** start Record list **
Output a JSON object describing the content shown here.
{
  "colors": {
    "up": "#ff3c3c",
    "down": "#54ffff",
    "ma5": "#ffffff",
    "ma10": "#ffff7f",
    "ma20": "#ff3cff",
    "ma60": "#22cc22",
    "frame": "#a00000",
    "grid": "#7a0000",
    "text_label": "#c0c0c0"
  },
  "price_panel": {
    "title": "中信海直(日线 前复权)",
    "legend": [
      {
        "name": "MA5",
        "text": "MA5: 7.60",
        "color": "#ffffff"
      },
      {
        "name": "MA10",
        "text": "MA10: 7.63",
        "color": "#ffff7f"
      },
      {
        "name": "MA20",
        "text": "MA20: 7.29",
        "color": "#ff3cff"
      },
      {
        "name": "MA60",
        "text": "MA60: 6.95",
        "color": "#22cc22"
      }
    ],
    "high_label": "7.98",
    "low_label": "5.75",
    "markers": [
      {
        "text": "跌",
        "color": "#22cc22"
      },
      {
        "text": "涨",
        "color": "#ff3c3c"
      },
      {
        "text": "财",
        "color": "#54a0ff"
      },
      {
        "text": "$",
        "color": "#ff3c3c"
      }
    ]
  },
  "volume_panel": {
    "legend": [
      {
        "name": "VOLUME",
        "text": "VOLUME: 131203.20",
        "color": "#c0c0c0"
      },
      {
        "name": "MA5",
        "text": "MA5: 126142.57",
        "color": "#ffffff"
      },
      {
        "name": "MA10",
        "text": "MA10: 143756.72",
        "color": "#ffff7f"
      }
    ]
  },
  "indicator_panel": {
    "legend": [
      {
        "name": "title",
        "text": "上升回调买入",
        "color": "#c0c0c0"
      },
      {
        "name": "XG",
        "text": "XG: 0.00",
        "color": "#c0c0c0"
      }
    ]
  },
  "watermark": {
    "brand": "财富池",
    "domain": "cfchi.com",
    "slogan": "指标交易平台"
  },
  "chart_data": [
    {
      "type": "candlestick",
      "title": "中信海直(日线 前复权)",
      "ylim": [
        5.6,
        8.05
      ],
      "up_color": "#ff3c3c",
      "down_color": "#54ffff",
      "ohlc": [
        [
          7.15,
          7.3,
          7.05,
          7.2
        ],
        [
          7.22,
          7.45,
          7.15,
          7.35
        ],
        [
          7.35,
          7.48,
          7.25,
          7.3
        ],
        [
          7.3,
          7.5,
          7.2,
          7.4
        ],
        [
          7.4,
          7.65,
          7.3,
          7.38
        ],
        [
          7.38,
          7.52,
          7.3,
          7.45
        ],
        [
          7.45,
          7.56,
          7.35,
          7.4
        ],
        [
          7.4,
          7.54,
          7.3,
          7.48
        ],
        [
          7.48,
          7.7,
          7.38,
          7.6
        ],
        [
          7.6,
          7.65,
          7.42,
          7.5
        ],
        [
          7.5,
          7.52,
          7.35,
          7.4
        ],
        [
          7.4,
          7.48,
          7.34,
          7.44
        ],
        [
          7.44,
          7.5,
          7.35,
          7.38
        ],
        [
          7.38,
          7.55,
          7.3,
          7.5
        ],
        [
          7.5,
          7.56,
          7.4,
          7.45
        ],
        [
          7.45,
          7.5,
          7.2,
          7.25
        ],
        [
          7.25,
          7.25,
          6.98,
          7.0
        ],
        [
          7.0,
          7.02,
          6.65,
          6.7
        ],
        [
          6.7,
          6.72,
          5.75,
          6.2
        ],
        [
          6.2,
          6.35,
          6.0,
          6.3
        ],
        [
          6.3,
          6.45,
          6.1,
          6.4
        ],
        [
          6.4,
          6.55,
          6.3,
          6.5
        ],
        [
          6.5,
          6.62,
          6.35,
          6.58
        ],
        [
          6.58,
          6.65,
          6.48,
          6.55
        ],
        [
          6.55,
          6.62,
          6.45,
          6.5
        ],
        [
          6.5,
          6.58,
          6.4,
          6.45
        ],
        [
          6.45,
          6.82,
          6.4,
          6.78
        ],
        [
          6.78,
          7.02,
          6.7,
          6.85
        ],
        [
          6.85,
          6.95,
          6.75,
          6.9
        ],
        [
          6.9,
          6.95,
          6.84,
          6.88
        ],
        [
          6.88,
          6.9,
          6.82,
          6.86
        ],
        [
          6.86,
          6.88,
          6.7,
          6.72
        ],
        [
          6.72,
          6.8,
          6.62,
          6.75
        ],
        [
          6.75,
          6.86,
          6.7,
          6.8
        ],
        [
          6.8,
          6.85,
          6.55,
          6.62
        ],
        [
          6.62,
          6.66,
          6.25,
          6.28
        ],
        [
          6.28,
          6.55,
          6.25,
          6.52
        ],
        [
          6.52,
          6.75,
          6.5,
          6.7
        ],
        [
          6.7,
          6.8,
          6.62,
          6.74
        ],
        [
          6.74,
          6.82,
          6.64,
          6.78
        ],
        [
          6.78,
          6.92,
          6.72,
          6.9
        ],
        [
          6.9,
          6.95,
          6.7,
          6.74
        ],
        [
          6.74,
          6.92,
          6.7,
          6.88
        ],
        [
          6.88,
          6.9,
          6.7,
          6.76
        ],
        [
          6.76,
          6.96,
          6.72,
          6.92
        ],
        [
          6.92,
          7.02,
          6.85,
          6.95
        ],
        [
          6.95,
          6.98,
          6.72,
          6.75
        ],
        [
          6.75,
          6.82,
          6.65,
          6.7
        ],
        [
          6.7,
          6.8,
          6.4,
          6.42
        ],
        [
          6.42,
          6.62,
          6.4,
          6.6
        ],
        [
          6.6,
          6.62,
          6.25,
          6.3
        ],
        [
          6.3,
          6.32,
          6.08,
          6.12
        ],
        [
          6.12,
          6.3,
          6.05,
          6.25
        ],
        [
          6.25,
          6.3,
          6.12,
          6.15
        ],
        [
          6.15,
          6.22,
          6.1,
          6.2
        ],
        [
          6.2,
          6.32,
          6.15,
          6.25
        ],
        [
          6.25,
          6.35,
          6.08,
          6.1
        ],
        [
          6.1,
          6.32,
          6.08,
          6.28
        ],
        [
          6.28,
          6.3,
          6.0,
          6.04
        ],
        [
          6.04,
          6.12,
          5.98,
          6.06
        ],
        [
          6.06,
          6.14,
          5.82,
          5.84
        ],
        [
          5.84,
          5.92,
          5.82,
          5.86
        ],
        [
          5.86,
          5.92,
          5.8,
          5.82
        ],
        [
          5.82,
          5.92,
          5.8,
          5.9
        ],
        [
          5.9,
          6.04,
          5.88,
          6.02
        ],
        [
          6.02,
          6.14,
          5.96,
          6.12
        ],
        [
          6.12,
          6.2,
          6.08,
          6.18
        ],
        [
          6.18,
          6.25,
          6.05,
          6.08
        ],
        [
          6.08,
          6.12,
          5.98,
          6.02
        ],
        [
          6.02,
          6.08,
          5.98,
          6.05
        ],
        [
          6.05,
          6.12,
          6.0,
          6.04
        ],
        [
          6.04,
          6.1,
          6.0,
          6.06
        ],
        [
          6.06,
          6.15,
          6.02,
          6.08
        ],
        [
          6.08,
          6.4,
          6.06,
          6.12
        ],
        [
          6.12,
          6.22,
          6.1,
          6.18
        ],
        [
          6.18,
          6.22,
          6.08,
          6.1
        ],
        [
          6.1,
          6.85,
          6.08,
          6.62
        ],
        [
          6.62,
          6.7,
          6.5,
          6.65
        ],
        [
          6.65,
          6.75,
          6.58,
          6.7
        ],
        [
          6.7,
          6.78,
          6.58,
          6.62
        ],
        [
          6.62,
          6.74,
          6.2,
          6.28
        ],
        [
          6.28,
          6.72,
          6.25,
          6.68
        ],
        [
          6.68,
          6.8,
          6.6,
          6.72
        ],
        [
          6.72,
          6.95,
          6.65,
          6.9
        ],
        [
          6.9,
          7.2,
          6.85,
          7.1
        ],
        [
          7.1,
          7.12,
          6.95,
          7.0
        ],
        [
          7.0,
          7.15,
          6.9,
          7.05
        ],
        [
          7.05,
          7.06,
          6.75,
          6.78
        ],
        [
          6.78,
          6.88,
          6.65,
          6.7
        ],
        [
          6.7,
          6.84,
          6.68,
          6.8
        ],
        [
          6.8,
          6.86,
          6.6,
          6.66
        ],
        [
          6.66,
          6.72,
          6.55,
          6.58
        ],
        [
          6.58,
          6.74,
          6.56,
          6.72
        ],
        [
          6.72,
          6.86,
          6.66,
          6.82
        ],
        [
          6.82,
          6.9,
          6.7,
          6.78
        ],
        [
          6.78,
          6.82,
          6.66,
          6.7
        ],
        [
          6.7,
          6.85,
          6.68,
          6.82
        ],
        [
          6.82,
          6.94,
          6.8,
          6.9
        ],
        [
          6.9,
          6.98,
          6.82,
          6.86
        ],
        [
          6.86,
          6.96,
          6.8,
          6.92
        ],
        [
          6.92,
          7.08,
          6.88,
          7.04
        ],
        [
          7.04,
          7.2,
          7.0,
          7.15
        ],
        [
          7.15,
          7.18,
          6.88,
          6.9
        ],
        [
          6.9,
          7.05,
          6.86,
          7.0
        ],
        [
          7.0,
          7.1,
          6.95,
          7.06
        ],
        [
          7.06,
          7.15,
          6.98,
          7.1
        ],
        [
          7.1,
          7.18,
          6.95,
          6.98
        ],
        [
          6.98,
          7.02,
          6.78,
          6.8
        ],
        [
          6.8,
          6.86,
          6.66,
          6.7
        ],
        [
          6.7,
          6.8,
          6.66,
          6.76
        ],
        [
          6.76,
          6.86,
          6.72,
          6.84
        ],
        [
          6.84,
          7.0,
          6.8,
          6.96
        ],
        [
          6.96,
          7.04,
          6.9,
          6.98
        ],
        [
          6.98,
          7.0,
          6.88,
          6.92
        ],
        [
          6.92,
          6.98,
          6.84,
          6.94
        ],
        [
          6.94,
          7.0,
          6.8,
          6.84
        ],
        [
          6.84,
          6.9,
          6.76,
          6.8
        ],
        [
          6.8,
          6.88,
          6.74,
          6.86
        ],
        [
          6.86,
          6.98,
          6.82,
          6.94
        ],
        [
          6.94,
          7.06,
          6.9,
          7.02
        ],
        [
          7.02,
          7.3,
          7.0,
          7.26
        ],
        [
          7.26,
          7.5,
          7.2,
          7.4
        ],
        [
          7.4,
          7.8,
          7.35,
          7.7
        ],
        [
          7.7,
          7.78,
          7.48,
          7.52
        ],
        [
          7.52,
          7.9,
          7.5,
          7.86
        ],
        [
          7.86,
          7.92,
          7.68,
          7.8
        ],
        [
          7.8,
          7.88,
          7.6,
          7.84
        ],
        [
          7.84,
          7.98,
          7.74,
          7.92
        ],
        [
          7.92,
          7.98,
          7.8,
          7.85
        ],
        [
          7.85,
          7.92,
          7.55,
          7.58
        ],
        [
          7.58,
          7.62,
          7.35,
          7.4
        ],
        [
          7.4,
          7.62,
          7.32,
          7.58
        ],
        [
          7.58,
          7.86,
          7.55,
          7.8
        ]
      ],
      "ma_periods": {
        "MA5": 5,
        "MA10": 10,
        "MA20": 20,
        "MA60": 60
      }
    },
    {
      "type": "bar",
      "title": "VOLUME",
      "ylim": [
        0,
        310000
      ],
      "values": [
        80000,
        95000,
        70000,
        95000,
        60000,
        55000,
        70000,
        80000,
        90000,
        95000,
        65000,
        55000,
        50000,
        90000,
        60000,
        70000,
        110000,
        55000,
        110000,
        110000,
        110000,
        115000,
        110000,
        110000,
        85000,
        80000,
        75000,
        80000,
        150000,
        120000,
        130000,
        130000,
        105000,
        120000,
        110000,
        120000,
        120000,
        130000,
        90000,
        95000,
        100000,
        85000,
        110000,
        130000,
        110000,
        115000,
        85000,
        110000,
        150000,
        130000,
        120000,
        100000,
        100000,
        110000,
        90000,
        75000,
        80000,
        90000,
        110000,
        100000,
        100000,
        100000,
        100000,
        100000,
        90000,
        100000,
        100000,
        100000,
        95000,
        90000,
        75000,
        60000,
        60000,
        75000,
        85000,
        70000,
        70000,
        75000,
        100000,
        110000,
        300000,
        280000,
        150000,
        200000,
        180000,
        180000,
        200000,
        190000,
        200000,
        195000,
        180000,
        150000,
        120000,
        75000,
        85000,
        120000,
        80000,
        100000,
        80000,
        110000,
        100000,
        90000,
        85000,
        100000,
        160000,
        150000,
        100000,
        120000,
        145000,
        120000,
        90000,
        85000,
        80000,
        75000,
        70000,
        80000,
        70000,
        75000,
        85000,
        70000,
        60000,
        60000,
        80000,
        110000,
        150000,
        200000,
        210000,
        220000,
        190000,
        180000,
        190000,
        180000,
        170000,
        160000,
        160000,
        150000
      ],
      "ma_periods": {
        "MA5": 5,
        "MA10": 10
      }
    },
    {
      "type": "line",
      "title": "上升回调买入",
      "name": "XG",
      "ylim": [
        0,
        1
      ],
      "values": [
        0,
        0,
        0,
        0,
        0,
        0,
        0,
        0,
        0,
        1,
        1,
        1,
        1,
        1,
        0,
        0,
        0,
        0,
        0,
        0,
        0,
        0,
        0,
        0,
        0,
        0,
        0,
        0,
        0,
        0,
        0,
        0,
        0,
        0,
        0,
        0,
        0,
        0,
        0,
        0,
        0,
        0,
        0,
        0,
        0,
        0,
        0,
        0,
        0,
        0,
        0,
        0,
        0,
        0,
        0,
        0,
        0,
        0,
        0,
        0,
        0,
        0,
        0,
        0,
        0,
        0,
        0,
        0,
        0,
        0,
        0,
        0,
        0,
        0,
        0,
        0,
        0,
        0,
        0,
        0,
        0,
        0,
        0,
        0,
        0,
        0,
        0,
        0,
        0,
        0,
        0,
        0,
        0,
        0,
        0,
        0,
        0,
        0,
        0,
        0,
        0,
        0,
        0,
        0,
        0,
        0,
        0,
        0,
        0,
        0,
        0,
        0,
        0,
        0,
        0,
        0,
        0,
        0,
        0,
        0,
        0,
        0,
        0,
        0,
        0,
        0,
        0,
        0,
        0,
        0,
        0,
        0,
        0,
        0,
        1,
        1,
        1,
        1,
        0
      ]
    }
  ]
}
** end Record list **
# Task
Find the string "type" in the records, then copy each line where it occurs.

# Exercise solution
      "type": "candlestick",
      "type": "bar",
      "type": "line",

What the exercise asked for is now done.